=== Problem details ===
Answer with one number: the count of lines in the listing below that hold the word "Oliveira".

=== Data ===
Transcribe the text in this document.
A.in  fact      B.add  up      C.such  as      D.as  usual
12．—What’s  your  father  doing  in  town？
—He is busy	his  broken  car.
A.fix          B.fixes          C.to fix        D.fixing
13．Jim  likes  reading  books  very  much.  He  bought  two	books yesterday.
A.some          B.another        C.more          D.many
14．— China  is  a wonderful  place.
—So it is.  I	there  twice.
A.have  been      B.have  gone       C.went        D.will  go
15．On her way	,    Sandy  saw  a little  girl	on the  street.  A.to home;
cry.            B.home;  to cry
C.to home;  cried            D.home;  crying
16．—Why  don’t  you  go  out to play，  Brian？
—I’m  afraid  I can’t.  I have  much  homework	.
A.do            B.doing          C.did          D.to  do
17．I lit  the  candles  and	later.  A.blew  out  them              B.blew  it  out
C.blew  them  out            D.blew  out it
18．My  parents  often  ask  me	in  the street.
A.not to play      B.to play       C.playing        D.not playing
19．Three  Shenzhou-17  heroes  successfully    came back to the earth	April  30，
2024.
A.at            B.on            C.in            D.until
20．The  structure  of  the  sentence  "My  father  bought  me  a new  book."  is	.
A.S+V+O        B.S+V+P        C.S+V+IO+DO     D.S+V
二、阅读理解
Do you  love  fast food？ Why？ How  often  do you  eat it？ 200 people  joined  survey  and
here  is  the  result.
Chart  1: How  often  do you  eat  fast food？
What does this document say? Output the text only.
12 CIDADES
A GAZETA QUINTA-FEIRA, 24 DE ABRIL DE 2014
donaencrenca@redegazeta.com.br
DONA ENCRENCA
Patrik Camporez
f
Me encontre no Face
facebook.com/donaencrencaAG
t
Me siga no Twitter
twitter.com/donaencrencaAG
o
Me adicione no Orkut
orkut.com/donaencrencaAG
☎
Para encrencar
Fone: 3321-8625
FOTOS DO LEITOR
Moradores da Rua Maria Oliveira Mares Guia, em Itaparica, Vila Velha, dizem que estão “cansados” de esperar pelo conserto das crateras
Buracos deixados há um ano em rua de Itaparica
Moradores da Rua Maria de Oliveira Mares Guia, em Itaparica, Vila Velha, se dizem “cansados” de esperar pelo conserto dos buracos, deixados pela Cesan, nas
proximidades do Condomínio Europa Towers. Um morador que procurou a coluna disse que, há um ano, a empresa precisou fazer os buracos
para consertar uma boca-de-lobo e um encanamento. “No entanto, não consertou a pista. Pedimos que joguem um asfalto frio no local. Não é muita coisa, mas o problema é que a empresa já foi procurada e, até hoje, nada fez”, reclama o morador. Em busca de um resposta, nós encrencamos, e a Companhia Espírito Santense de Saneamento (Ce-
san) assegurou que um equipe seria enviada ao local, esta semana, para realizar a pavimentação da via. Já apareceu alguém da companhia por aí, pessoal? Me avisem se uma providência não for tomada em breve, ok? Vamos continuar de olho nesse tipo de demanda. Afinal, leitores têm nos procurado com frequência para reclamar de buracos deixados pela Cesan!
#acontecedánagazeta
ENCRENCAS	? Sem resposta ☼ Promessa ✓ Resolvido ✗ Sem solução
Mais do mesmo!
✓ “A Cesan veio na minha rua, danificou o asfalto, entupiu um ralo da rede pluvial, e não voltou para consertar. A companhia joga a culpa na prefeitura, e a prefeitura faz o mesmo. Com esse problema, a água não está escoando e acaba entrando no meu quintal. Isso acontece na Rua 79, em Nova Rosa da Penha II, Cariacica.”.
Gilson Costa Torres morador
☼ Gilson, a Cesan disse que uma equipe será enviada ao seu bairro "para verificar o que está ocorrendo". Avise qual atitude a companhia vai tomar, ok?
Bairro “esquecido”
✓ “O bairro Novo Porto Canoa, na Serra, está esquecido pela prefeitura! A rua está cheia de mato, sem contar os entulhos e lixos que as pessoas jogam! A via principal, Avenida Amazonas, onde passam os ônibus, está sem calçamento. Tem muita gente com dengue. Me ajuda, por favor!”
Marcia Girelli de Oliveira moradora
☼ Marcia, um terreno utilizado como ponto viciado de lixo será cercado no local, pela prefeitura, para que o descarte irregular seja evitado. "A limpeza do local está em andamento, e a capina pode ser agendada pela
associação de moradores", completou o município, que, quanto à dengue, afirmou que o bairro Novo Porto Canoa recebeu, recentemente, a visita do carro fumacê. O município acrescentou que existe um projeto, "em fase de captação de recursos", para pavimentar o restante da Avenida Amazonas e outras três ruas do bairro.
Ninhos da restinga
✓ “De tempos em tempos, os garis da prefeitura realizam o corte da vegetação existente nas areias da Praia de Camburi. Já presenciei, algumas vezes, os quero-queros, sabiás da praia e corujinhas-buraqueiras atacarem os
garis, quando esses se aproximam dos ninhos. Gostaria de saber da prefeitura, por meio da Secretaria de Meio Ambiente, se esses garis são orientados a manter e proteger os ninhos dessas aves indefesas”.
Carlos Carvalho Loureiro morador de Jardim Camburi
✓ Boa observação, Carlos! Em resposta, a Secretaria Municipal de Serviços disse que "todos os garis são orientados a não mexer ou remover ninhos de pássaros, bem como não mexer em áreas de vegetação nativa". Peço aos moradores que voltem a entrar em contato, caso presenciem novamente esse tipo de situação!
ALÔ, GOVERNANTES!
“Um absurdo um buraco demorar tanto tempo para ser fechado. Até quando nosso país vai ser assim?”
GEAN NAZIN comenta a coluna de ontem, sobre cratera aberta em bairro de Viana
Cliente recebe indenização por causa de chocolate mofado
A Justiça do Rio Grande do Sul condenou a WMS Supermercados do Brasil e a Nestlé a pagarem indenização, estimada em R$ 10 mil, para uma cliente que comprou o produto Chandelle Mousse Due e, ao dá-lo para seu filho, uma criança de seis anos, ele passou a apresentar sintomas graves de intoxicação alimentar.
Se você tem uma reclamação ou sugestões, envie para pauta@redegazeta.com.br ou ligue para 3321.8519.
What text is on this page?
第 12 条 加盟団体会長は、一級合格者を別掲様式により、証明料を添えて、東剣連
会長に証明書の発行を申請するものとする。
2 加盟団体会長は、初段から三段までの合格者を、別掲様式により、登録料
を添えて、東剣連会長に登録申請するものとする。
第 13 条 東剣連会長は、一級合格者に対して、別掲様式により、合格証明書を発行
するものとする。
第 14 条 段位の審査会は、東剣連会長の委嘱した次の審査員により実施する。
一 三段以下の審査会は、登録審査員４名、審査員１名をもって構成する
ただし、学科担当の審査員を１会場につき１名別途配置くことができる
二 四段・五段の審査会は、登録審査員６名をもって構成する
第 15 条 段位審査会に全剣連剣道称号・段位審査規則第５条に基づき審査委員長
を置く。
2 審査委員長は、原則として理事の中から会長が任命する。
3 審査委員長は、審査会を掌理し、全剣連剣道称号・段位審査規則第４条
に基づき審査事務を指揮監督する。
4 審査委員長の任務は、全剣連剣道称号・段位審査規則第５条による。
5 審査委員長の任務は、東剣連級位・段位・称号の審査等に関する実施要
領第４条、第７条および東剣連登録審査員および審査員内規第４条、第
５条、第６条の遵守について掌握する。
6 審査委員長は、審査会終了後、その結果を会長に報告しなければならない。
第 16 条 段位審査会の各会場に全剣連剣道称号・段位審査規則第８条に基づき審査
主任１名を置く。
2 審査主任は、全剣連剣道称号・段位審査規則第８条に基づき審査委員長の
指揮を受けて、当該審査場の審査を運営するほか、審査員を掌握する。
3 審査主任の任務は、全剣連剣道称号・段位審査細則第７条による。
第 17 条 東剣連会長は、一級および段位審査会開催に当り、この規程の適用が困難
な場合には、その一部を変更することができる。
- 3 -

=== Result of this exercise ===
3